Output every line below without omitting or altering anything.

★ ★ ★

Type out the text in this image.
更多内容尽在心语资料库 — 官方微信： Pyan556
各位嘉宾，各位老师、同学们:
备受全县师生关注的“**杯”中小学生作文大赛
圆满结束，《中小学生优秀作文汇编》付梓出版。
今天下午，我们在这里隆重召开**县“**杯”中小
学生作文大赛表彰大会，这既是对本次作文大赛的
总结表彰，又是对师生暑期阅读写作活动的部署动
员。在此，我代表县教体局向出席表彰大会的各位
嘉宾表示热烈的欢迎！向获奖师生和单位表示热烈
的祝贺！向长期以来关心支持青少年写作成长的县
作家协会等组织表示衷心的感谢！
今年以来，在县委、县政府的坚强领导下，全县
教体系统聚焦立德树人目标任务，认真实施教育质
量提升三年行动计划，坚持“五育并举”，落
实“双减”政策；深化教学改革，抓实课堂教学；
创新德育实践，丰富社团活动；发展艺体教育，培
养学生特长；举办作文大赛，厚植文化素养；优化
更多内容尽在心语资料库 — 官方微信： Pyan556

★ ★ ★

WORKED ANSWER:
Type out the text in this image.
更多内容尽在心语资料库 — 官方微信： Pyan556
各位嘉宾，各位老师、同学们:
备受全县师生关注的“**杯”中小学生作文大赛
圆满结束，《中小学生优秀作文汇编》付梓出版。
今天下午，我们在这里隆重召开**县“**杯”中小
学生作文大赛表彰大会，这既是对本次作文大赛的
总结表彰，又是对师生暑期阅读写作活动的部署动
员。在此，我代表县教体局向出席表彰大会的各位
嘉宾表示热烈的欢迎！向获奖师生和单位表示热烈
的祝贺！向长期以来关心支持青少年写作成长的县
作家协会等组织表示衷心的感谢！
今年以来，在县委、县政府的坚强领导下，全县
教体系统聚焦立德树人目标任务，认真实施教育质
量提升三年行动计划，坚持“五育并举”，落
实“双减”政策；深化教学改革，抓实课堂教学；
创新德育实践，丰富社团活动；发展艺体教育，培
养学生特长；举办作文大赛，厚植文化素养；优化
更多内容尽在心语资料库 — 官方微信： Pyan556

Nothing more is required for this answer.